**What to work on**
What you return should match every record exactly, with the images removed.

**Data for processing**
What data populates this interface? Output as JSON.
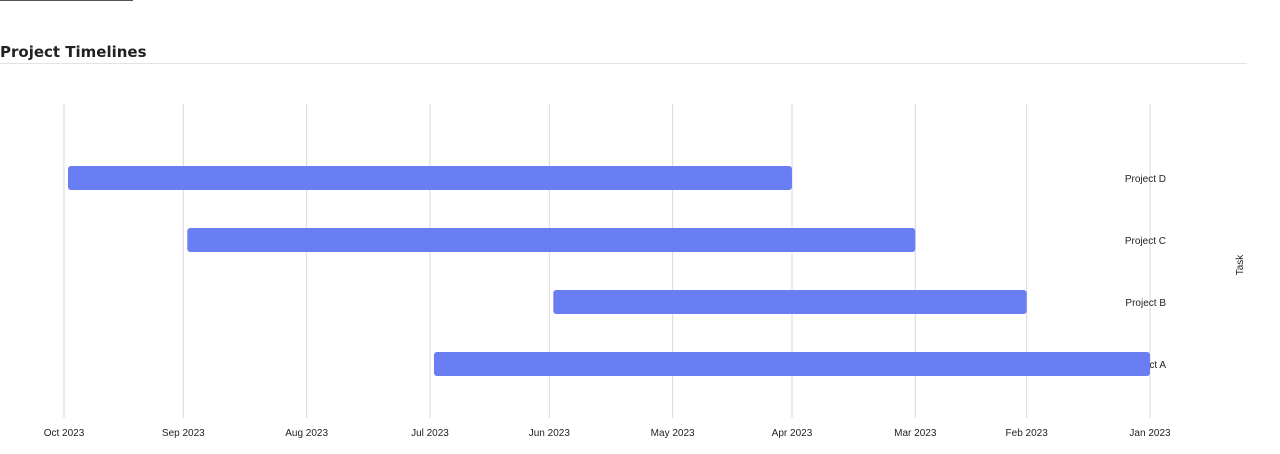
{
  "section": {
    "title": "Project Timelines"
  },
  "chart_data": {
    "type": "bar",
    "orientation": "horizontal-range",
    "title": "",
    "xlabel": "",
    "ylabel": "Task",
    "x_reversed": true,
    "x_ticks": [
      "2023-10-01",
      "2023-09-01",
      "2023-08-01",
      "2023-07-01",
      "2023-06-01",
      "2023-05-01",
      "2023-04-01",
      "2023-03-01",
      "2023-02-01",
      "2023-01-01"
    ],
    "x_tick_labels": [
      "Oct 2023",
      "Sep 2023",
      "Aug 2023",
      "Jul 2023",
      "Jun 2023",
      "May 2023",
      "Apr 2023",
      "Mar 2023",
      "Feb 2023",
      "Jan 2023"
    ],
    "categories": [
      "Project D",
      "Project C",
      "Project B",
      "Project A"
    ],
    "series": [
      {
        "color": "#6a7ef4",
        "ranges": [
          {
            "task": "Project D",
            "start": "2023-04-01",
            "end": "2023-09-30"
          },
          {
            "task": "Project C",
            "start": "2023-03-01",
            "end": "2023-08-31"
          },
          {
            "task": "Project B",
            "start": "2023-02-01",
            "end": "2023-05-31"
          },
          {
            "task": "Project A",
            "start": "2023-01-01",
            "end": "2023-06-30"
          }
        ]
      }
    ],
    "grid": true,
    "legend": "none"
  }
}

**Full response**
What data populates this interface? Output as JSON.
{
  "section": {
    "title": "Project Timelines"
  },
  "chart_data": {
    "type": "bar",
    "orientation": "horizontal-range",
    "title": "",
    "xlabel": "",
    "ylabel": "Task",
    "x_reversed": true,
    "x_ticks": [
      "2023-10-01",
      "2023-09-01",
      "2023-08-01",
      "2023-07-01",
      "2023-06-01",
      "2023-05-01",
      "2023-04-01",
      "2023-03-01",
      "2023-02-01",
      "2023-01-01"
    ],
    "x_tick_labels": [
      "Oct 2023",
      "Sep 2023",
      "Aug 2023",
      "Jul 2023",
      "Jun 2023",
      "May 2023",
      "Apr 2023",
      "Mar 2023",
      "Feb 2023",
      "Jan 2023"
    ],
    "categories": [
      "Project D",
      "Project C",
      "Project B",
      "Project A"
    ],
    "series": [
      {
        "color": "#6a7ef4",
        "ranges": [
          {
            "task": "Project D",
            "start": "2023-04-01",
            "end": "2023-09-30"
          },
          {
            "task": "Project C",
            "start": "2023-03-01",
            "end": "2023-08-31"
          },
          {
            "task": "Project B",
            "start": "2023-02-01",
            "end": "2023-05-31"
          },
          {
            "task": "Project A",
            "start": "2023-01-01",
            "end": "2023-06-30"
          }
        ]
      }
    ],
    "grid": true,
    "legend": "none"
  }
}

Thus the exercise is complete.